Stored data entries:
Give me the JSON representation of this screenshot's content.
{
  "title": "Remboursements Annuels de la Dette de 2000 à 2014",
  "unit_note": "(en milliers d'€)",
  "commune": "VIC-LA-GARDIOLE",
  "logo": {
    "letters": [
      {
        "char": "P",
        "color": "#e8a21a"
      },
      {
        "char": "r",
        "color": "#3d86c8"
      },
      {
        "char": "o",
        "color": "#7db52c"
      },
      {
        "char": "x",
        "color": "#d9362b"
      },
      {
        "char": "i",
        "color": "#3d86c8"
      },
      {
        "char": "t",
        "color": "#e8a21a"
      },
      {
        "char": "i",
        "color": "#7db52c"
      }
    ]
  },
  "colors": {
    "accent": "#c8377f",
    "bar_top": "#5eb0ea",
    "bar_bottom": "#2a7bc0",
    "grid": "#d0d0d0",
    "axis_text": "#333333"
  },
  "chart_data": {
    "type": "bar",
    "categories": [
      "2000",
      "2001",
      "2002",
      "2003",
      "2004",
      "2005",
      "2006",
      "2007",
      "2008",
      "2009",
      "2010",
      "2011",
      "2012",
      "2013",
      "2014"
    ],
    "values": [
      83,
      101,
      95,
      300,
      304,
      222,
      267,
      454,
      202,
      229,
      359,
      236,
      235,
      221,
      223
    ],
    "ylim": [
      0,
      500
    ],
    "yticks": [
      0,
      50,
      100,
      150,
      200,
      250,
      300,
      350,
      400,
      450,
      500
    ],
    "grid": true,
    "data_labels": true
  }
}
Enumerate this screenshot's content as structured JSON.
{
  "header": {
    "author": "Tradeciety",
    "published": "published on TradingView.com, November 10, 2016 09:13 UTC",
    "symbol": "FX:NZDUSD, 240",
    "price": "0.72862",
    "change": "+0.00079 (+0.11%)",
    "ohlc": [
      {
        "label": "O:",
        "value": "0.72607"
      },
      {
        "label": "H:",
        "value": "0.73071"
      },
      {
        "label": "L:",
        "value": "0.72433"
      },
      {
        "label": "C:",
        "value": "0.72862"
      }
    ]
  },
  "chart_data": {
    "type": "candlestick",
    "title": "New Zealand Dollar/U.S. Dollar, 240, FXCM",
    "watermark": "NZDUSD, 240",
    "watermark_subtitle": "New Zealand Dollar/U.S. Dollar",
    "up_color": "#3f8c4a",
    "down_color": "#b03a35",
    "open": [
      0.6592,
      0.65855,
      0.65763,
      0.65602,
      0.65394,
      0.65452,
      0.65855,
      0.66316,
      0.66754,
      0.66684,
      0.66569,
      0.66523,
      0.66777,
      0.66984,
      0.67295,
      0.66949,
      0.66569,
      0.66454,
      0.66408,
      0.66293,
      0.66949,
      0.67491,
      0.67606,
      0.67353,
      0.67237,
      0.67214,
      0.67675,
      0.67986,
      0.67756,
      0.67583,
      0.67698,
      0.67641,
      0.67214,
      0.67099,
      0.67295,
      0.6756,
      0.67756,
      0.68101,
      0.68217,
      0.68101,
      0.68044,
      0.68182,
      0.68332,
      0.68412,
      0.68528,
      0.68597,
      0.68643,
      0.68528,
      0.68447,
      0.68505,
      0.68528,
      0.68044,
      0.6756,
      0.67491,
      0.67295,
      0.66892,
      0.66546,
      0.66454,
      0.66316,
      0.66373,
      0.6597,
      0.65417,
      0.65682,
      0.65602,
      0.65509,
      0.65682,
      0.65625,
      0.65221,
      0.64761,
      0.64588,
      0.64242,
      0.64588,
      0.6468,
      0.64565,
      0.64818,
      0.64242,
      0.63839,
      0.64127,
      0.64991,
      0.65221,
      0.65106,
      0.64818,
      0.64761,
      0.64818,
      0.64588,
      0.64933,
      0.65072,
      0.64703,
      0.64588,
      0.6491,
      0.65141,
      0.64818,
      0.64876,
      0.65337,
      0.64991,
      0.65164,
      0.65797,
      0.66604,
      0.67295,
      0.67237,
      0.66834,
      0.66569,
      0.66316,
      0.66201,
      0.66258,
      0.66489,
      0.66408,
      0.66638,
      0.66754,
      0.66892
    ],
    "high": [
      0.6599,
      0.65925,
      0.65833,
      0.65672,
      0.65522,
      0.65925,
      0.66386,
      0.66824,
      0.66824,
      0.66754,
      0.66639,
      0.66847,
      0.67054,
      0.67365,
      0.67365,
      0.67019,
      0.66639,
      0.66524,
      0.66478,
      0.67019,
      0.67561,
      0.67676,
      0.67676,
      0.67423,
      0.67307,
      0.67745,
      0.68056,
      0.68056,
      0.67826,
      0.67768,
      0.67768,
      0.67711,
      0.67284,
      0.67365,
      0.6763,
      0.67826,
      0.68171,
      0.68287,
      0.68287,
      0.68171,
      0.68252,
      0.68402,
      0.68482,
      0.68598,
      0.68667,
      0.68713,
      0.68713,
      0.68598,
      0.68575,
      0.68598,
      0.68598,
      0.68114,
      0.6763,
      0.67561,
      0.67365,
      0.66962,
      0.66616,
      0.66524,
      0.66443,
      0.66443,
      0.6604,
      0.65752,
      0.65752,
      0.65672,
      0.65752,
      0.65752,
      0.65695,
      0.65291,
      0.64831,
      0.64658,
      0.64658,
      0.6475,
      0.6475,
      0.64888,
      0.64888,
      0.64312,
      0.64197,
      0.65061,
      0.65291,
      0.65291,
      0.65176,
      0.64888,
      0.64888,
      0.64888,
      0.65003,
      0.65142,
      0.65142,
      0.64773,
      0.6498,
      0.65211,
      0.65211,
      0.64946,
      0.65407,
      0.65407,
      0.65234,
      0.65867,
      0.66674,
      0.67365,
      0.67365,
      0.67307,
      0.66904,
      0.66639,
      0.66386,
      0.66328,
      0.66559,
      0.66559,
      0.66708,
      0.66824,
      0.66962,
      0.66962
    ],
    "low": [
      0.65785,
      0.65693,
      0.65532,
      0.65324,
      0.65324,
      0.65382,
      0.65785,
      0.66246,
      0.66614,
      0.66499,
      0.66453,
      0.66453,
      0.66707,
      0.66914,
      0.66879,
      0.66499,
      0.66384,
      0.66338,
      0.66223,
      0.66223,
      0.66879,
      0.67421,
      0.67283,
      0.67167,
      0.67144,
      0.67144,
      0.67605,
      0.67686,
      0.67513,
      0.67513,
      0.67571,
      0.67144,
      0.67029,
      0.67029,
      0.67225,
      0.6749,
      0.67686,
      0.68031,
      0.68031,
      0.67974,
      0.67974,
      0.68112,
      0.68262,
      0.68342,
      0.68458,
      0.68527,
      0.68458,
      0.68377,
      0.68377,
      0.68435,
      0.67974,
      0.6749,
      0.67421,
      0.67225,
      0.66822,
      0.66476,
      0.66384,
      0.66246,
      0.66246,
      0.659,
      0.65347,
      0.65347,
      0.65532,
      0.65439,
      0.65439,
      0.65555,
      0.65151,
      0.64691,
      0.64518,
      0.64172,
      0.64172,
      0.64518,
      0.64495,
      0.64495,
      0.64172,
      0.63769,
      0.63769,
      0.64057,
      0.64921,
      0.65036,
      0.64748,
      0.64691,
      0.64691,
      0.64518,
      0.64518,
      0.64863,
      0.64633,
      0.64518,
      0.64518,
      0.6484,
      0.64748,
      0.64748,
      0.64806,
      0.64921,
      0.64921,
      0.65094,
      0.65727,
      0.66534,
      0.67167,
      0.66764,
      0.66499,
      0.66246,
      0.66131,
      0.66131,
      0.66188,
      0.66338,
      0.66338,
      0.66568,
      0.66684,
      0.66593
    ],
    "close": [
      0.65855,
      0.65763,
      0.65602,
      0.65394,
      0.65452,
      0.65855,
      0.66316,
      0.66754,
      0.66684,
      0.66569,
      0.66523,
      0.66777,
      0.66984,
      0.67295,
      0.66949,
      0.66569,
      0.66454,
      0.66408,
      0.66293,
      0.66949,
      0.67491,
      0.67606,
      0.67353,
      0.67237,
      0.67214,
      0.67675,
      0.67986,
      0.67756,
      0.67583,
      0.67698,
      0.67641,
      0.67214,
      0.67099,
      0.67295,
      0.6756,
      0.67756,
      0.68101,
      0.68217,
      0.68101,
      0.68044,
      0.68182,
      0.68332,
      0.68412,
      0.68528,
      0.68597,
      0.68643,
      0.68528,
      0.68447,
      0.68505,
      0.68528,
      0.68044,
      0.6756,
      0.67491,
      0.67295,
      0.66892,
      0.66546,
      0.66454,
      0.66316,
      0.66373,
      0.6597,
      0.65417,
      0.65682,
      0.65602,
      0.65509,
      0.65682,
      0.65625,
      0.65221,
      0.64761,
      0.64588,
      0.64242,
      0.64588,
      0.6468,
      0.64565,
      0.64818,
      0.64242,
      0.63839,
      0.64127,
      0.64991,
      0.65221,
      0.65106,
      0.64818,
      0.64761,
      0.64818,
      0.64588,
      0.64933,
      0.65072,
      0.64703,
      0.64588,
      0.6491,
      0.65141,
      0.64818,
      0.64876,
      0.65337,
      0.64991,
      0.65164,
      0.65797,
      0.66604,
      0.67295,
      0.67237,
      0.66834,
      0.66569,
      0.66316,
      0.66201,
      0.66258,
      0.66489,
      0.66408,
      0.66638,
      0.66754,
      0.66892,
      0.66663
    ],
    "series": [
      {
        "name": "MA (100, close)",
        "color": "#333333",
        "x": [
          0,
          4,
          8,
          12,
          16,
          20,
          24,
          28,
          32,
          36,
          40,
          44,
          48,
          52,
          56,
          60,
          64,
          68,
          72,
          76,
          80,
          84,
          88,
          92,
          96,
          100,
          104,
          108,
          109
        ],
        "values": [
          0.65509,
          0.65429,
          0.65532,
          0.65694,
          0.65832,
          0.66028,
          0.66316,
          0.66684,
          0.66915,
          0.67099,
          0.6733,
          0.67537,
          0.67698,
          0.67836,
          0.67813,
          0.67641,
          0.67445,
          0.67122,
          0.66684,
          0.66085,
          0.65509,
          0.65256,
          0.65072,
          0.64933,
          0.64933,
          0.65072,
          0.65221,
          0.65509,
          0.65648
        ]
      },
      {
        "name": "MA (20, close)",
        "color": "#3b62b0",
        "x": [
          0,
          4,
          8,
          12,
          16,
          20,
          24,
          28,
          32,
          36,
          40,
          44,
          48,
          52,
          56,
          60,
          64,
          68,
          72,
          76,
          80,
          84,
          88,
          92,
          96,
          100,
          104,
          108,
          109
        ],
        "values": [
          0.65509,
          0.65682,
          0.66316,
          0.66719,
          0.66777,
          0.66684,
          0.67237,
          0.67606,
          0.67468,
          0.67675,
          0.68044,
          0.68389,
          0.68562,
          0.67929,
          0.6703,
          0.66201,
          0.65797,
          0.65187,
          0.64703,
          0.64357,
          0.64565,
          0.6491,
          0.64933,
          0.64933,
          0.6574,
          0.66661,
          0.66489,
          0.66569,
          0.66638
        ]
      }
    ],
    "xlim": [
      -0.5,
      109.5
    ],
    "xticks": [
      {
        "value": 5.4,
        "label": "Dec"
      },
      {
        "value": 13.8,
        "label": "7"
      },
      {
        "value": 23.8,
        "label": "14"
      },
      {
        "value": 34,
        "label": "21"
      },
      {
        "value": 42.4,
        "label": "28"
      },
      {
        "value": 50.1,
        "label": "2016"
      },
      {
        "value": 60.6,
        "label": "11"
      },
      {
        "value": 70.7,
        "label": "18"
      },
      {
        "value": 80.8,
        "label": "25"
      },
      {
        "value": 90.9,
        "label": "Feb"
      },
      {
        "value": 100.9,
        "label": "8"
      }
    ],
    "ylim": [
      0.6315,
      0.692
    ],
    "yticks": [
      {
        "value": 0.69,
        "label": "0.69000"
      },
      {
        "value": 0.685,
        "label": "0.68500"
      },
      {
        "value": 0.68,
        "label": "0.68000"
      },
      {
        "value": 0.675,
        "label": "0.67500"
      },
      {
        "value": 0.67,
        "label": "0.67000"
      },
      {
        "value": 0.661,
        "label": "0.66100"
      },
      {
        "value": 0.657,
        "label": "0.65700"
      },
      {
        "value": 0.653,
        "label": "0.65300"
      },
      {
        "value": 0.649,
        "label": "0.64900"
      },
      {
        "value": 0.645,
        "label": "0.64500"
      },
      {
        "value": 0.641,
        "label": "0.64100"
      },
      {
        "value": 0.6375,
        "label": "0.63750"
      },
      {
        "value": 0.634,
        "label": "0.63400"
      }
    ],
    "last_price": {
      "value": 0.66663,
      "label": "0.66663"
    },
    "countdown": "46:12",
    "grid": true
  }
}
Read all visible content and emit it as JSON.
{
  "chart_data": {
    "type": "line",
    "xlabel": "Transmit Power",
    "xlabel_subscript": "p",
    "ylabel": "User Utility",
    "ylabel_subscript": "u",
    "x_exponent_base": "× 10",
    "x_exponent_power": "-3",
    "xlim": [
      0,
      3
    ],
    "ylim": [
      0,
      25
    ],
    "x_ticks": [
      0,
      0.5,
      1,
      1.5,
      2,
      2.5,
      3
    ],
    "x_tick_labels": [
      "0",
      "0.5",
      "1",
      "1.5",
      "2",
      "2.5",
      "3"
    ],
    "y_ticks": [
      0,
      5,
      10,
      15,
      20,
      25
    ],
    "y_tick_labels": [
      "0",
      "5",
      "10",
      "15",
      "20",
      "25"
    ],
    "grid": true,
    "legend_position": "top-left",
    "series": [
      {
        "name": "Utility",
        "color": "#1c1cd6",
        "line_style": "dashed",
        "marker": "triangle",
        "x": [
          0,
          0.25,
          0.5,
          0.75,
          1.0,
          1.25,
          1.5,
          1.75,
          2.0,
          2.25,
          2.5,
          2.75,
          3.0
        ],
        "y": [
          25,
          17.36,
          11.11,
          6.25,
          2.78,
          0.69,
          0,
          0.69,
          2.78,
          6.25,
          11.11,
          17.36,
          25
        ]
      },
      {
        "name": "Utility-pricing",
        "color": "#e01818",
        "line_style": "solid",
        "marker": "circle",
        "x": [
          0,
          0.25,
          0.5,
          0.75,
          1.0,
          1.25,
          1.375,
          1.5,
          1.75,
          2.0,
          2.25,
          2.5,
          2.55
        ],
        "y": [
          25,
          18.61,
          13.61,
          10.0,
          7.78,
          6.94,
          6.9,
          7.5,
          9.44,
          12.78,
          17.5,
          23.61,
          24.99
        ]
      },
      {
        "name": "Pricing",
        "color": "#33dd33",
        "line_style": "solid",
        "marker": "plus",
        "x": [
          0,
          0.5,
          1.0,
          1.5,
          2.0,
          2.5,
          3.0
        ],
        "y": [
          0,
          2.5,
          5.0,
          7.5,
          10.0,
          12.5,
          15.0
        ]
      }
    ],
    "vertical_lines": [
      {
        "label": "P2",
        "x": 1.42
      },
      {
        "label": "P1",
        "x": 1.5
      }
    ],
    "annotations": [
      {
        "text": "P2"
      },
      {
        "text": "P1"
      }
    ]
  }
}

Instructions for the task: Tally the lines of the listing that include "name". Reply with nothing but the count.

Result for this task: 5